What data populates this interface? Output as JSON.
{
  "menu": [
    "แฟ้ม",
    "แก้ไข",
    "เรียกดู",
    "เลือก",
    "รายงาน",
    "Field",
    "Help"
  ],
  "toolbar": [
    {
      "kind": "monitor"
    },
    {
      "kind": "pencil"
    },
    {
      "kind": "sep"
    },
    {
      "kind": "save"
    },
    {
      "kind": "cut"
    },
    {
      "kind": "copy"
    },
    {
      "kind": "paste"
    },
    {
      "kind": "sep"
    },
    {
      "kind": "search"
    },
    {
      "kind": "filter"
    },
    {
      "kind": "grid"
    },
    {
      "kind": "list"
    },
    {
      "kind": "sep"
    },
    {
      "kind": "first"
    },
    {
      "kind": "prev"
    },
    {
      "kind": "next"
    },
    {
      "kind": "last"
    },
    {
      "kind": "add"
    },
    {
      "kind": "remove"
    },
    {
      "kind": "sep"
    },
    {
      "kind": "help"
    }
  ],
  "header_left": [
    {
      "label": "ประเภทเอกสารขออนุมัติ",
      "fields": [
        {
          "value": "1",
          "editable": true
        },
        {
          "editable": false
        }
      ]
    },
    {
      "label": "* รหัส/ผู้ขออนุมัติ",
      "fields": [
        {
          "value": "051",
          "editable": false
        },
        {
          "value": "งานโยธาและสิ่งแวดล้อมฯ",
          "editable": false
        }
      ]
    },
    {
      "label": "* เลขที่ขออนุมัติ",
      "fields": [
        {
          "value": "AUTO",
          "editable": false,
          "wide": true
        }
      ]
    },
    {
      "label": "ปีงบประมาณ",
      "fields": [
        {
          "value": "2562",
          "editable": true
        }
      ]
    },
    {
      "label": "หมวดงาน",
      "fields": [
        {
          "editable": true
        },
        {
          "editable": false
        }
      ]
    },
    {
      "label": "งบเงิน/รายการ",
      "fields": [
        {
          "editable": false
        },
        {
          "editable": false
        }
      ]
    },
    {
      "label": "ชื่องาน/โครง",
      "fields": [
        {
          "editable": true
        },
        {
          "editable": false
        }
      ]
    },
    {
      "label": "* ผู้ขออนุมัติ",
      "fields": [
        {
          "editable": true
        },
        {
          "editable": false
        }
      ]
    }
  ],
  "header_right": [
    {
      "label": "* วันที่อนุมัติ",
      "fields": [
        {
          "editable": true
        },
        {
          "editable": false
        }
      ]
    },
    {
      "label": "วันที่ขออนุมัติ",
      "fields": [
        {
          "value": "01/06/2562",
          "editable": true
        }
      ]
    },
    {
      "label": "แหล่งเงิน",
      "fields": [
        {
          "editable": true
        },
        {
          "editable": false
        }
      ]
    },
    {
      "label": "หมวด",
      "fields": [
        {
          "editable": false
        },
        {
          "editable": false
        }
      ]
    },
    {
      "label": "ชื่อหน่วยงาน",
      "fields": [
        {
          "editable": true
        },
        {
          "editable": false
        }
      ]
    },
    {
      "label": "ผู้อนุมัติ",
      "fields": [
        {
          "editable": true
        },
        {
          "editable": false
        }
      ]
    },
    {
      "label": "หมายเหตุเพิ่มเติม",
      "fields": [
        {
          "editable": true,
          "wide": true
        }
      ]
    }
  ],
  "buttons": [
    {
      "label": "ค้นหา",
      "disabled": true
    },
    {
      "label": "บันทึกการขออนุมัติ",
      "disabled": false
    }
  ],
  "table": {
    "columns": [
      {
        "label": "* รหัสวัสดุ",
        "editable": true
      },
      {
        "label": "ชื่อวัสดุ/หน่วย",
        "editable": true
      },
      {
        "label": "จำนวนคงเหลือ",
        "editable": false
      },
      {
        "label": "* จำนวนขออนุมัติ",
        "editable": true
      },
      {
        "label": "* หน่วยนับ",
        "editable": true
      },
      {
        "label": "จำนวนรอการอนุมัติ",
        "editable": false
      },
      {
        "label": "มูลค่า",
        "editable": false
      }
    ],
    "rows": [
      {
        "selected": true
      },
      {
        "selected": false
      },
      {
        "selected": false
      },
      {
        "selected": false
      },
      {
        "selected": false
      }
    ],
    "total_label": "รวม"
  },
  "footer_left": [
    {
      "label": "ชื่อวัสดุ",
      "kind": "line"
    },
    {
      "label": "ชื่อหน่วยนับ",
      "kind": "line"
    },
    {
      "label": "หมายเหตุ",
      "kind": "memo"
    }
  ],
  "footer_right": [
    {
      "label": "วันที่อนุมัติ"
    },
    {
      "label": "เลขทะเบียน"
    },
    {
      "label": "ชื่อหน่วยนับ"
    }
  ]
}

* * *

SET PROBLEM: Extract the complete listing above, reproducing each line exactly.

EXERCISE SOLUTION:
What data populates this interface? Output as JSON.
{
  "menu": [
    "แฟ้ม",
    "แก้ไข",
    "เรียกดู",
    "เลือก",
    "รายงาน",
    "Field",
    "Help"
  ],
  "toolbar": [
    {
      "kind": "monitor"
    },
    {
      "kind": "pencil"
    },
    {
      "kind": "sep"
    },
    {
      "kind": "save"
    },
    {
      "kind": "cut"
    },
    {
      "kind": "copy"
    },
    {
      "kind": "paste"
    },
    {
      "kind": "sep"
    },
    {
      "kind": "search"
    },
    {
      "kind": "filter"
    },
    {
      "kind": "grid"
    },
    {
      "kind": "list"
    },
    {
      "kind": "sep"
    },
    {
      "kind": "first"
    },
    {
      "kind": "prev"
    },
    {
      "kind": "next"
    },
    {
      "kind": "last"
    },
    {
      "kind": "add"
    },
    {
      "kind": "remove"
    },
    {
      "kind": "sep"
    },
    {
      "kind": "help"
    }
  ],
  "header_left": [
    {
      "label": "ประเภทเอกสารขออนุมัติ",
      "fields": [
        {
          "value": "1",
          "editable": true
        },
        {
          "editable": false
        }
      ]
    },
    {
      "label": "* รหัส/ผู้ขออนุมัติ",
      "fields": [
        {
          "value": "051",
          "editable": false
        },
        {
          "value": "งานโยธาและสิ่งแวดล้อมฯ",
          "editable": false
        }
      ]
    },
    {
      "label": "* เลขที่ขออนุมัติ",
      "fields": [
        {
          "value": "AUTO",
          "editable": false,
          "wide": true
        }
      ]
    },
    {
      "label": "ปีงบประมาณ",
      "fields": [
        {
          "value": "2562",
          "editable": true
        }
      ]
    },
    {
      "label": "หมวดงาน",
      "fields": [
        {
          "editable": true
        },
        {
          "editable": false
        }
      ]
    },
    {
      "label": "งบเงิน/รายการ",
      "fields": [
        {
          "editable": false
        },
        {
          "editable": false
        }
      ]
    },
    {
      "label": "ชื่องาน/โครง",
      "fields": [
        {
          "editable": true
        },
        {
          "editable": false
        }
      ]
    },
    {
      "label": "* ผู้ขออนุมัติ",
      "fields": [
        {
          "editable": true
        },
        {
          "editable": false
        }
      ]
    }
  ],
  "header_right": [
    {
      "label": "* วันที่อนุมัติ",
      "fields": [
        {
          "editable": true
        },
        {
          "editable": false
        }
      ]
    },
    {
      "label": "วันที่ขออนุมัติ",
      "fields": [
        {
          "value": "01/06/2562",
          "editable": true
        }
      ]
    },
    {
      "label": "แหล่งเงิน",
      "fields": [
        {
          "editable": true
        },
        {
          "editable": false
        }
      ]
    },
    {
      "label": "หมวด",
      "fields": [
        {
          "editable": false
        },
        {
          "editable": false
        }
      ]
    },
    {
      "label": "ชื่อหน่วยงาน",
      "fields": [
        {
          "editable": true
        },
        {
          "editable": false
        }
      ]
    },
    {
      "label": "ผู้อนุมัติ",
      "fields": [
        {
          "editable": true
        },
        {
          "editable": false
        }
      ]
    },
    {
      "label": "หมายเหตุเพิ่มเติม",
      "fields": [
        {
          "editable": true,
          "wide": true
        }
      ]
    }
  ],
  "buttons": [
    {
      "label": "ค้นหา",
      "disabled": true
    },
    {
      "label": "บันทึกการขออนุมัติ",
      "disabled": false
    }
  ],
  "table": {
    "columns": [
      {
        "label": "* รหัสวัสดุ",
        "editable": true
      },
      {
        "label": "ชื่อวัสดุ/หน่วย",
        "editable": true
      },
      {
        "label": "จำนวนคงเหลือ",
        "editable": false
      },
      {
        "label": "* จำนวนขออนุมัติ",
        "editable": true
      },
      {
        "label": "* หน่วยนับ",
        "editable": true
      },
      {
        "label": "จำนวนรอการอนุมัติ",
        "editable": false
      },
      {
        "label": "มูลค่า",
        "editable": false
      }
    ],
    "rows": [
      {
        "selected": true
      },
      {
        "selected": false
      },
      {
        "selected": false
      },
      {
        "selected": false
      },
      {
        "selected": false
      }
    ],
    "total_label": "รวม"
  },
  "footer_left": [
    {
      "label": "ชื่อวัสดุ",
      "kind": "line"
    },
    {
      "label": "ชื่อหน่วยนับ",
      "kind": "line"
    },
    {
      "label": "หมายเหตุ",
      "kind": "memo"
    }
  ],
  "footer_right": [
    {
      "label": "วันที่อนุมัติ"
    },
    {
      "label": "เลขทะเบียน"
    },
    {
      "label": "ชื่อหน่วยนับ"
    }
  ]
}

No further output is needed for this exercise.